Brief:
For the listing below, give the number of lines in which "content" occurs. Add nothing.

Entries shown:
———
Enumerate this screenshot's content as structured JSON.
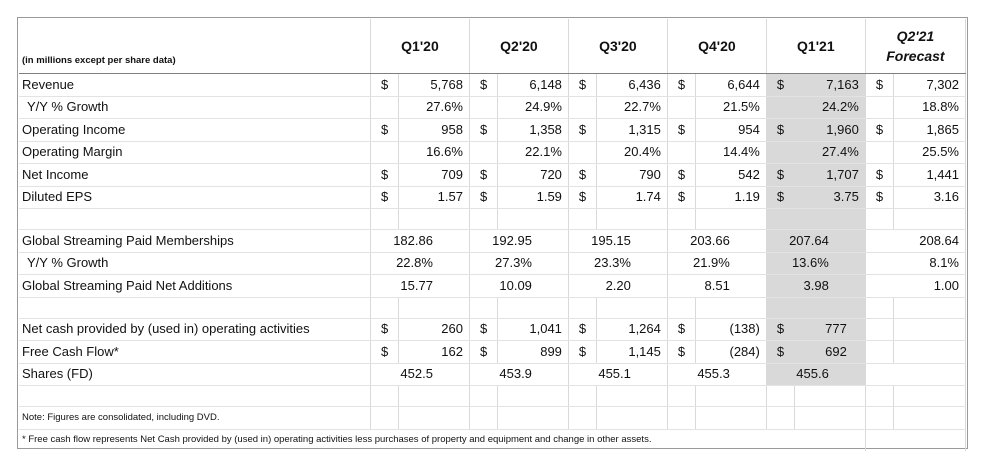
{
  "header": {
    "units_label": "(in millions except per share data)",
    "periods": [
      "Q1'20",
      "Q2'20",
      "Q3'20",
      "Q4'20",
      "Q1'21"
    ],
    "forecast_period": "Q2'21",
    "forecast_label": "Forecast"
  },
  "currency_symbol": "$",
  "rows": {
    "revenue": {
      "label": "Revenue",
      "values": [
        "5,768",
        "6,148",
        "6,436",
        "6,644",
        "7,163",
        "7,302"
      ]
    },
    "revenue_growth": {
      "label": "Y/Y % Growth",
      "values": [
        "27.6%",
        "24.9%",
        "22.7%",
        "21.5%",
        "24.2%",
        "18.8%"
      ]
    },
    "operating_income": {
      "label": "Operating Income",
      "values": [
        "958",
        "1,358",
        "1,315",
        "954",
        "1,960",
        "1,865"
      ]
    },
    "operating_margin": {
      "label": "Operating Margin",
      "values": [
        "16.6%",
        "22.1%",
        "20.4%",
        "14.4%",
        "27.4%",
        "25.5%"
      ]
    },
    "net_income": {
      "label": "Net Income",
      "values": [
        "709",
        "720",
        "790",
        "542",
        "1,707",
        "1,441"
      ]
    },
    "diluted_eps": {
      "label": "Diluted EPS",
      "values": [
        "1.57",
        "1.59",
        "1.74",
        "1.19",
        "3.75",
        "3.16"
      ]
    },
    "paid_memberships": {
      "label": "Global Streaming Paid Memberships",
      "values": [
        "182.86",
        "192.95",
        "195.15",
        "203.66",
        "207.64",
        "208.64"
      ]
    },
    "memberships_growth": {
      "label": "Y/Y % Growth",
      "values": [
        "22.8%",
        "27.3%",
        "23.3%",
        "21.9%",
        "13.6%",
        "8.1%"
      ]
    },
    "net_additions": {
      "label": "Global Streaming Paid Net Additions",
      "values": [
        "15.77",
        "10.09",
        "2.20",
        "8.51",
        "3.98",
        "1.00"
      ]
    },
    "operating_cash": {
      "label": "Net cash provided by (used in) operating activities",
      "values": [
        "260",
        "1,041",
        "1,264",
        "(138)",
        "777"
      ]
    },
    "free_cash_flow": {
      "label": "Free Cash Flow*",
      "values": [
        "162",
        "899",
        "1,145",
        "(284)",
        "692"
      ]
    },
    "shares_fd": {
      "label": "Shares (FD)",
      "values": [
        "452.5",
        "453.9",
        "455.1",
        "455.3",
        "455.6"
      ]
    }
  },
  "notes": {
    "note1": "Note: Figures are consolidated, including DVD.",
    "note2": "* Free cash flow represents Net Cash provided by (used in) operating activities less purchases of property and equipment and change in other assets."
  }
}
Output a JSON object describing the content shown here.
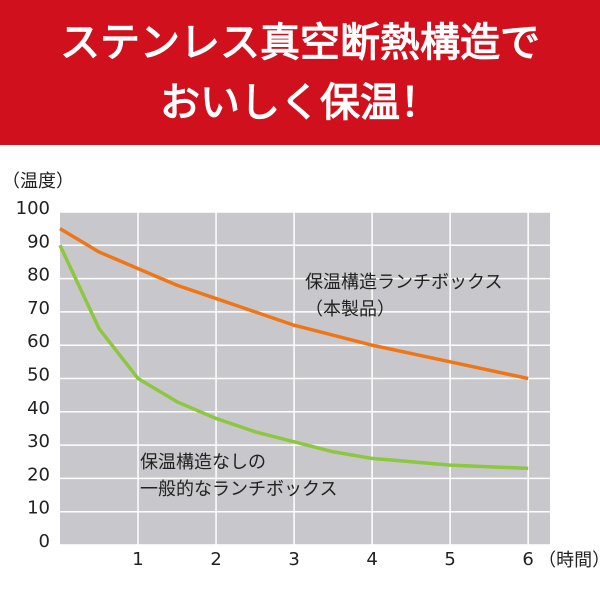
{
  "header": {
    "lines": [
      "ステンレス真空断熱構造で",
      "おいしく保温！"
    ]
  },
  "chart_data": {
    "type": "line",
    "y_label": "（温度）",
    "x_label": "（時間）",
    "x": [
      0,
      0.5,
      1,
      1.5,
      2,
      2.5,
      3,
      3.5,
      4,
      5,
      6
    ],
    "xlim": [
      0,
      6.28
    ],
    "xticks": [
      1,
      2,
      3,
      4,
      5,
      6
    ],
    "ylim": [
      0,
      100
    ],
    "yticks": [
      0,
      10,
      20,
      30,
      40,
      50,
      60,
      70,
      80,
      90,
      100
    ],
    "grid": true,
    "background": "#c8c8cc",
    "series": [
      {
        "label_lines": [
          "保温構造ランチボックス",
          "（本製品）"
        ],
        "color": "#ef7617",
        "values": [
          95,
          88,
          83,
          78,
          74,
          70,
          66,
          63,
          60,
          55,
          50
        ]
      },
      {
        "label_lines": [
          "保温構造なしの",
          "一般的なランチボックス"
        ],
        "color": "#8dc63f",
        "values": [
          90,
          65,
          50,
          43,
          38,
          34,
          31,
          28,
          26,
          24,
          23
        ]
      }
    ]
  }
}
———
Solution to the exercise:
2